====== Exercise materials
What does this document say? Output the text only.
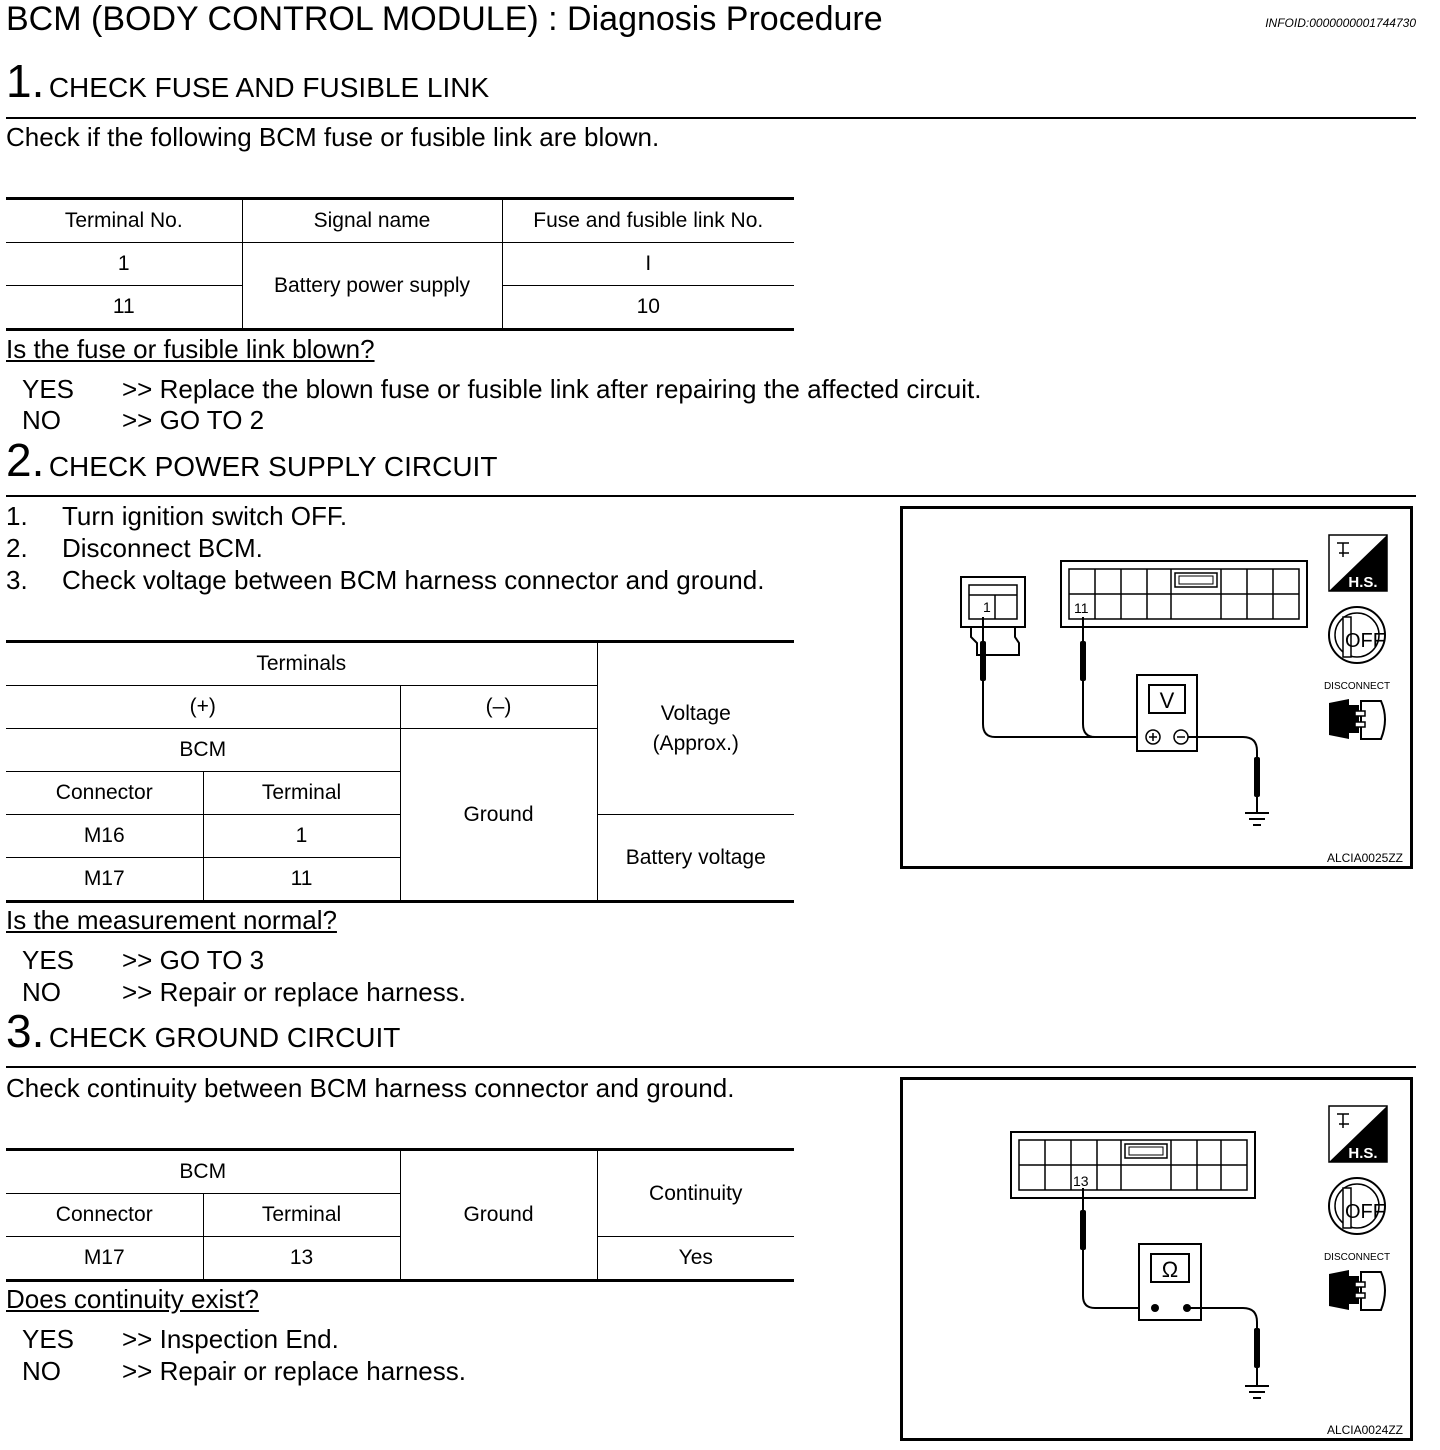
BCM (BODY CONTROL MODULE) : Diagnosis Procedure	INFOID:0000000001744730
1. CHECK FUSE AND FUSIBLE LINK
Check if the following BCM fuse or fusible link are blown.
Terminal No.	Signal name	Fuse and fusible link No.
1	Battery power supply	I
11		10
Is the fuse or fusible link blown?
YES >> Replace the blown fuse or fusible link after repairing the affected circuit.
NO >> GO TO 2
2. CHECK POWER SUPPLY CIRCUIT
1. Turn ignition switch OFF.
2. Disconnect BCM.
3. Check voltage between BCM harness connector and ground.
Terminals			Voltage
(Approx.)
(+)		(–)	
BCM		Ground	
Connector	Terminal		
M16	1		Battery voltage
M17	11		
Is the measurement normal?
YES >> GO TO 3
NO >> Repair or replace harness.
1	11
V
H.S.
OFF
DISCONNECT
ALCIA0025ZZ
3. CHECK GROUND CIRCUIT
Check continuity between BCM harness connector and ground.
BCM		Ground	Continuity
Connector	Terminal		
M17	13		Yes
Does continuity exist?
YES >> Inspection End.
NO >> Repair or replace harness.
13
Ω
H.S.
OFF
DISCONNECT
ALCIA0024ZZ
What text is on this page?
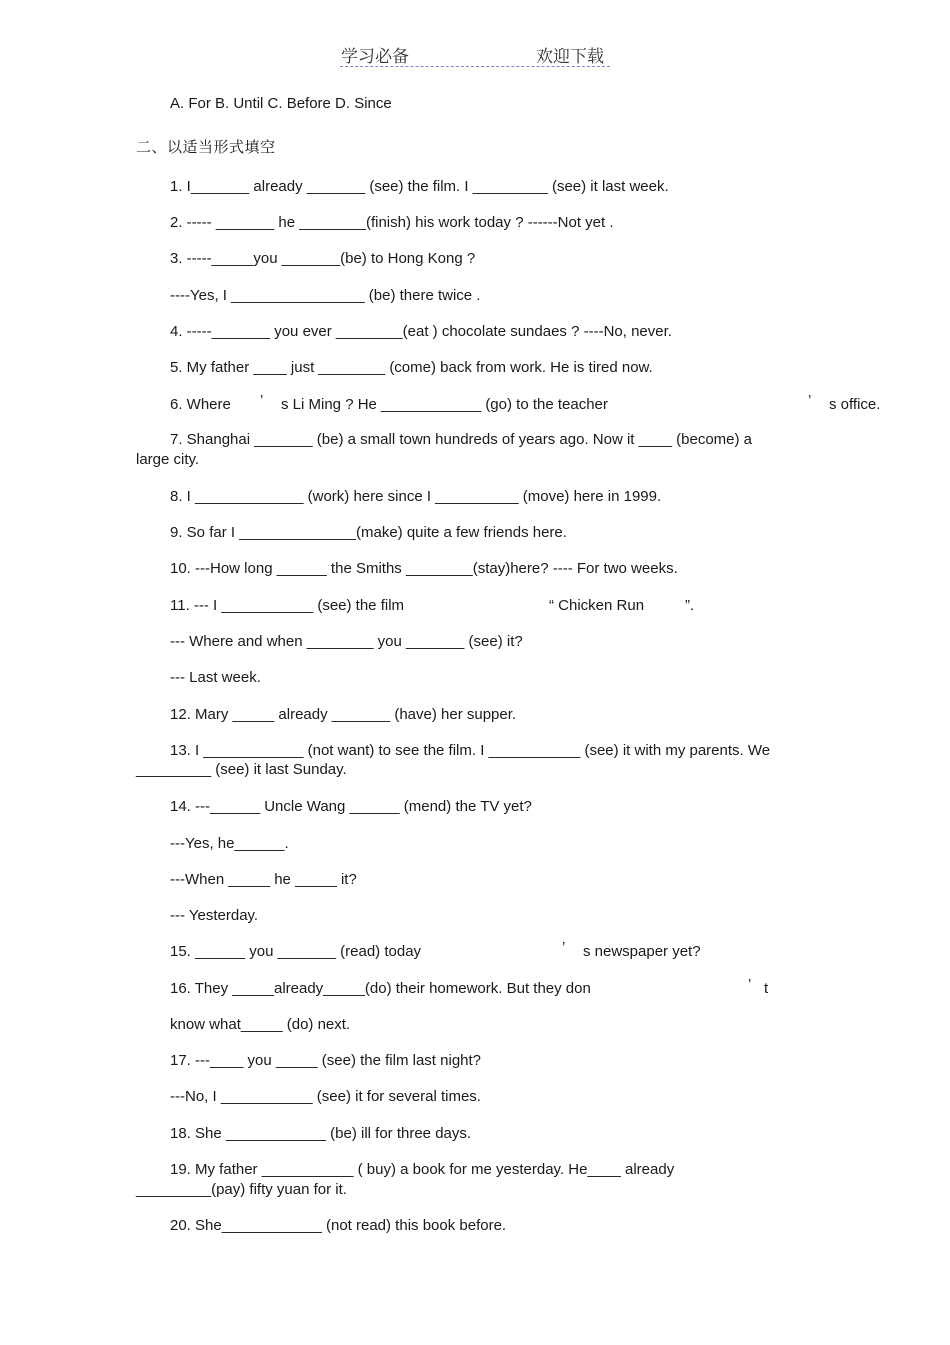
学习必备	欢迎下载
A. For B. Until C. Before D. Since
二、以适当形式填空
1. I_______ already _______ (see) the film. I _________ (see) it last week.
2. ----- _______ he ________(finish) his work today ? ------Not yet .
3. -----_____you _______(be) to Hong Kong ?
----Yes, I ________________ (be) there twice .
4. -----_______ you ever ________(eat ) chocolate sundaes ? ----No, never.
5. My father ____ just ________ (come) back from work. He is tired now.
6. Where ’ s Li Ming ? He ____________ (go) to the teacher	’ s office.
7. Shanghai _______ (be) a small town hundreds of years ago. Now it ____ (become) a
large city.
8. I _____________ (work) here since I __________ (move) here in 1999.
9. So far I ______________(make) quite a few friends here.
10. ---How long ______ the Smiths ________(stay)here? ---- For two weeks.
11. --- I ___________ (see) the film	“ Chicken Run	”.
--- Where and when ________ you _______ (see) it?
--- Last week.
12. Mary _____ already _______ (have) her supper.
13. I ____________ (not want) to see the film. I ___________ (see) it with my parents. We
_________ (see) it last Sunday.
14. ---______ Uncle Wang ______ (mend) the TV yet?
---Yes, he______.
---When _____ he _____ it?
--- Yesterday.
15. ______ you _______ (read) today	’ s newspaper yet?
16. They _____already_____(do) their homework. But they don	’ t
know what_____ (do) next.
17. ---____ you _____ (see) the film last night?
---No, I ___________ (see) it for several times.
18. She ____________ (be) ill for three days.
19. My father ___________ ( buy) a book for me yesterday. He____ already
_________(pay) fifty yuan for it.
20. She____________ (not read) this book before.
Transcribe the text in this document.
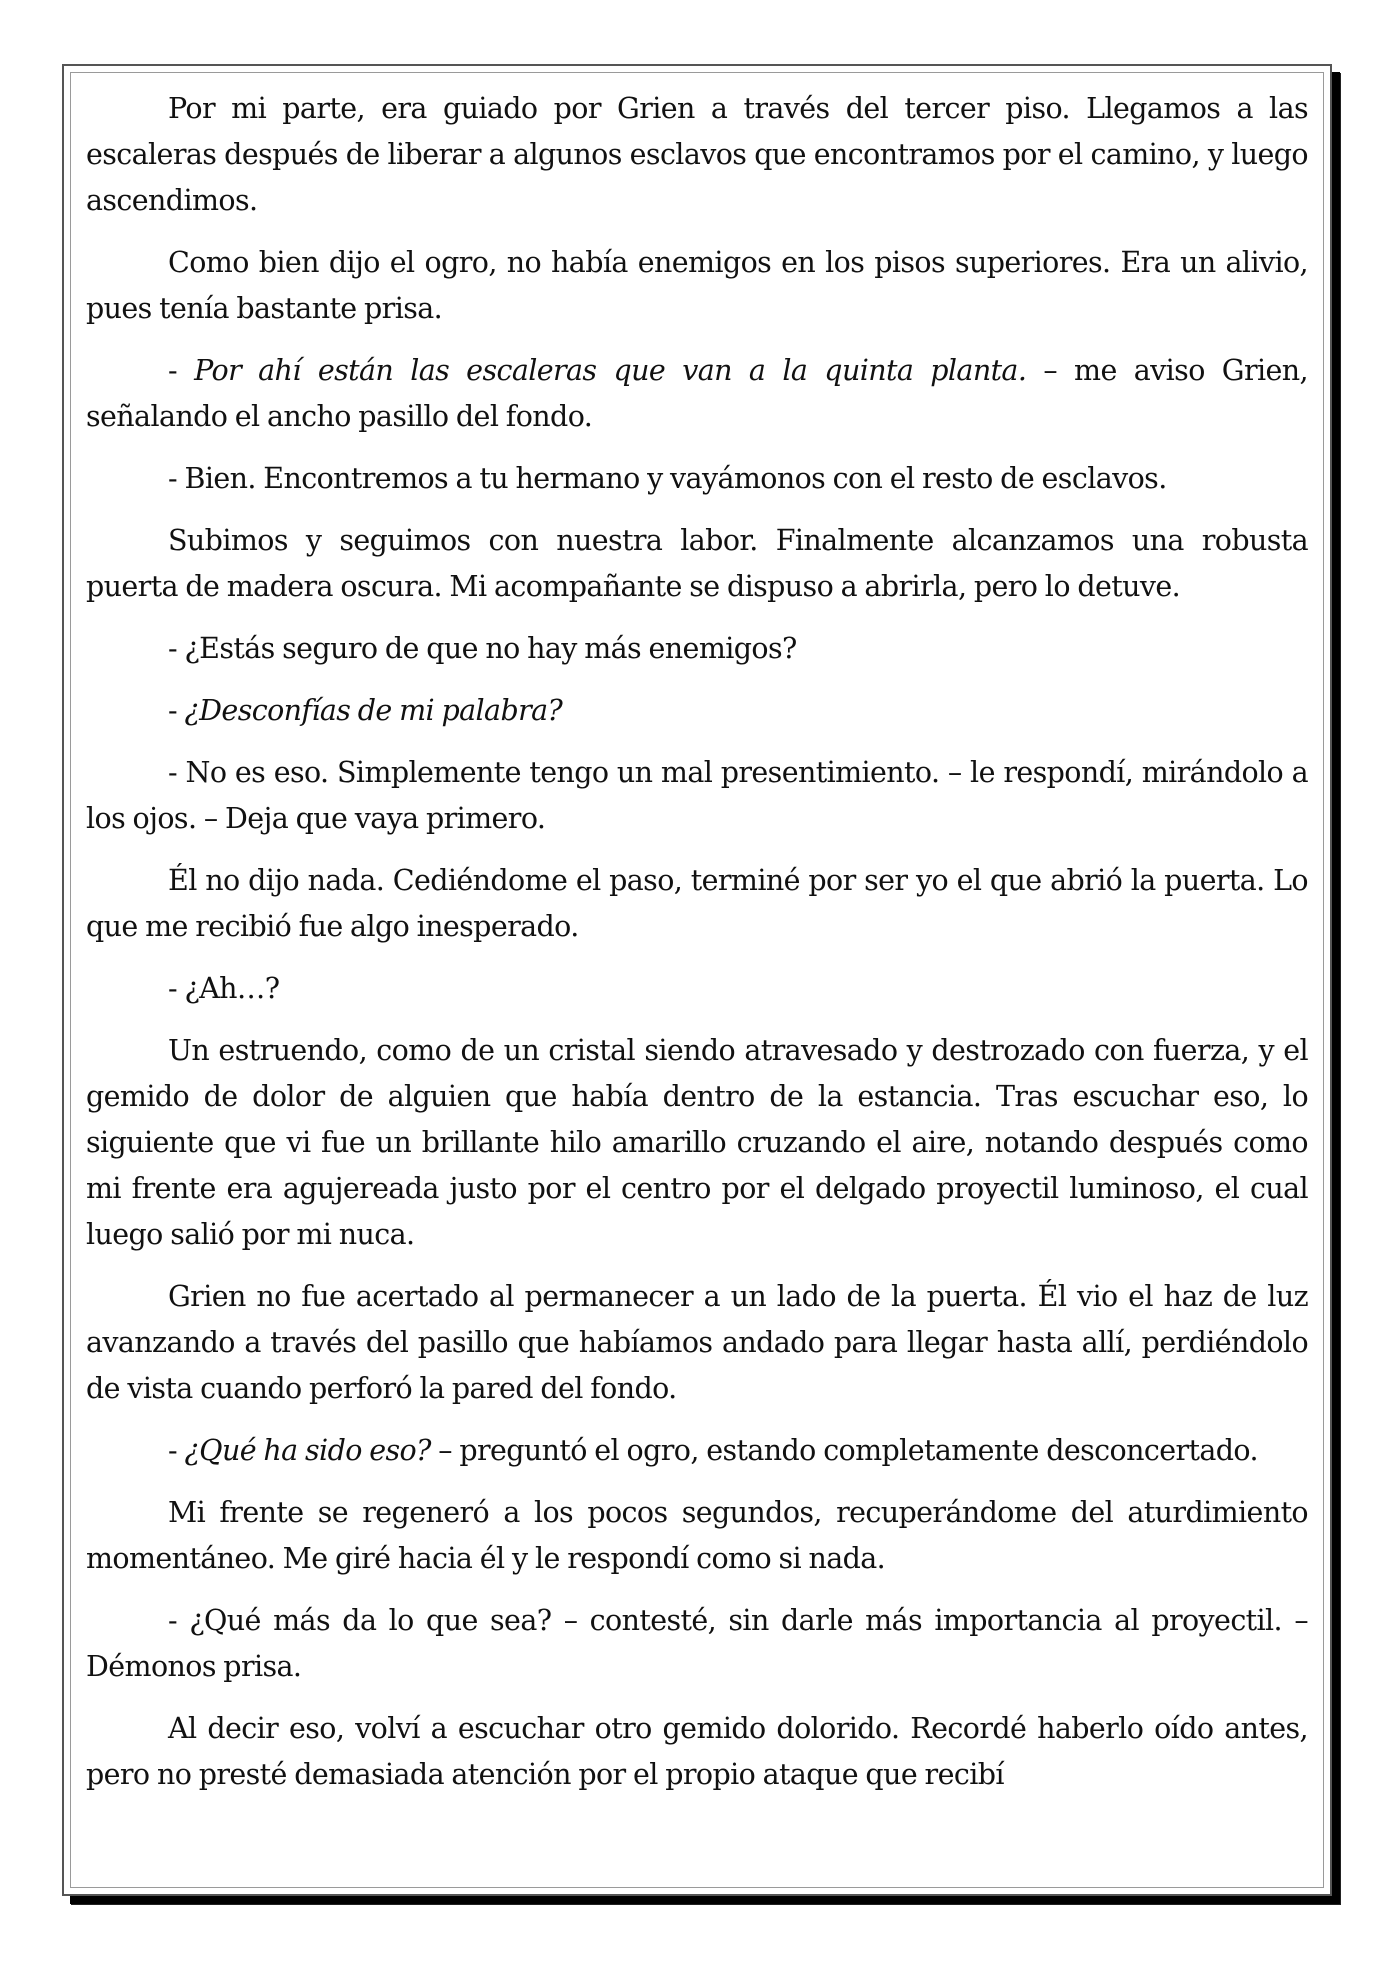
Por mi parte, era guiado por Grien a través del tercer piso. Llegamos a las escaleras después de liberar a algunos esclavos que encontramos por el camino, y luego ascendimos.

Como bien dijo el ogro, no había enemigos en los pisos superiores. Era un alivio, pues tenía bastante prisa.

- Por ahí están las escaleras que van a la quinta planta. – me aviso Grien, señalando el ancho pasillo del fondo.

- Bien. Encontremos a tu hermano y vayámonos con el resto de esclavos.

Subimos y seguimos con nuestra labor. Finalmente alcanzamos una robusta puerta de madera oscura. Mi acompañante se dispuso a abrirla, pero lo detuve.

- ¿Estás seguro de que no hay más enemigos?

- ¿Desconfías de mi palabra?

- No es eso. Simplemente tengo un mal presentimiento. – le respondí, mirándolo a los ojos. – Deja que vaya primero.

Él no dijo nada. Cediéndome el paso, terminé por ser yo el que abrió la puerta. Lo que me recibió fue algo inesperado.

- ¿Ah…?

Un estruendo, como de un cristal siendo atravesado y destrozado con fuerza, y el gemido de dolor de alguien que había dentro de la estancia. Tras escuchar eso, lo siguiente que vi fue un brillante hilo amarillo cruzando el aire, notando después como mi frente era agujereada justo por el centro por el delgado proyectil luminoso, el cual luego salió por mi nuca.

Grien no fue acertado al permanecer a un lado de la puerta. Él vio el haz de luz avanzando a través del pasillo que habíamos andado para llegar hasta allí, perdiéndolo de vista cuando perforó la pared del fondo.

- ¿Qué ha sido eso? – preguntó el ogro, estando completamente desconcertado.

Mi frente se regeneró a los pocos segundos, recuperándome del aturdimiento momentáneo. Me giré hacia él y le respondí como si nada.

- ¿Qué más da lo que sea? – contesté, sin darle más importancia al proyectil. – Démonos prisa.

Al decir eso, volví a escuchar otro gemido dolorido. Recordé haberlo oído antes, pero no presté demasiada atención por el propio ataque que recibí
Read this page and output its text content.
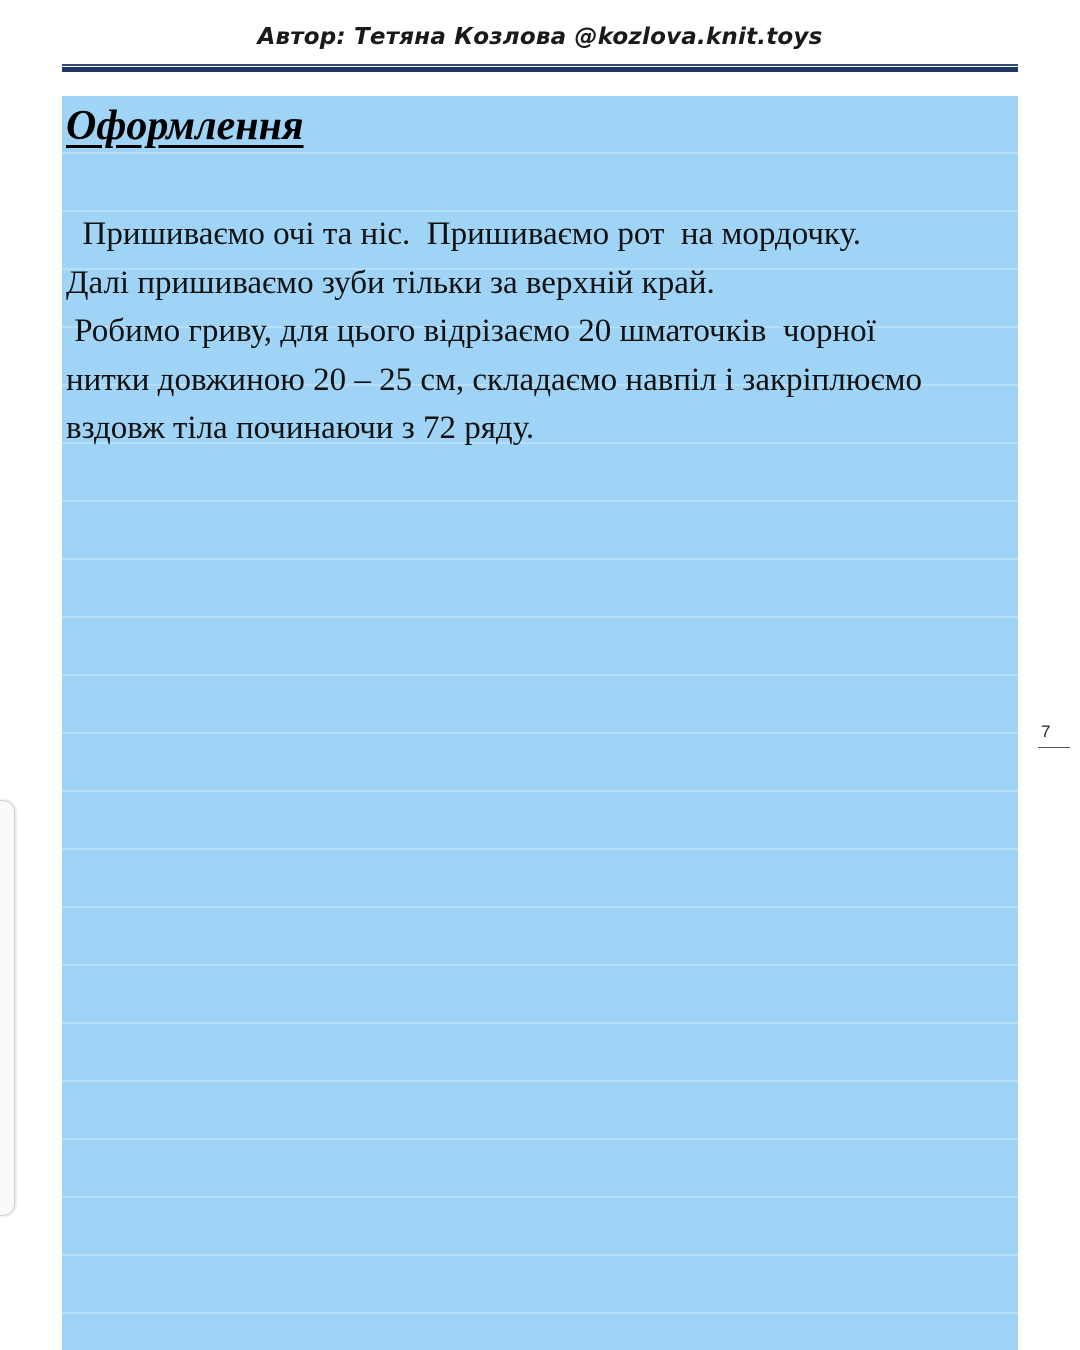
Автор: Тетяна Козлова @kozlova.knit.toys
Оформлення

Пришиваємо очі та ніс.  Пришиваємо рот  на мордочку.
Далі пришиваємо зуби тільки за верхній край.
Робимо гриву, для цього відрізаємо 20 шматочків  чорної
нитки довжиною 20 – 25 см, складаємо навпіл і закріплюємо
вздовж тіла починаючи з 72 ряду.

7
============
## Objective
Leave out each picture and extract the lines from the one containing "Read this page and output its text content." through the end of the records above, inclusive, exactly as they stand.

## Answer
Read this page and output its text content.
Автор: Тетяна Козлова @kozlova.knit.toys
Оформлення

Пришиваємо очі та ніс.  Пришиваємо рот  на мордочку.
Далі пришиваємо зуби тільки за верхній край.
Робимо гриву, для цього відрізаємо 20 шматочків  чорної
нитки довжиною 20 – 25 см, складаємо навпіл і закріплюємо
вздовж тіла починаючи з 72 ряду.

7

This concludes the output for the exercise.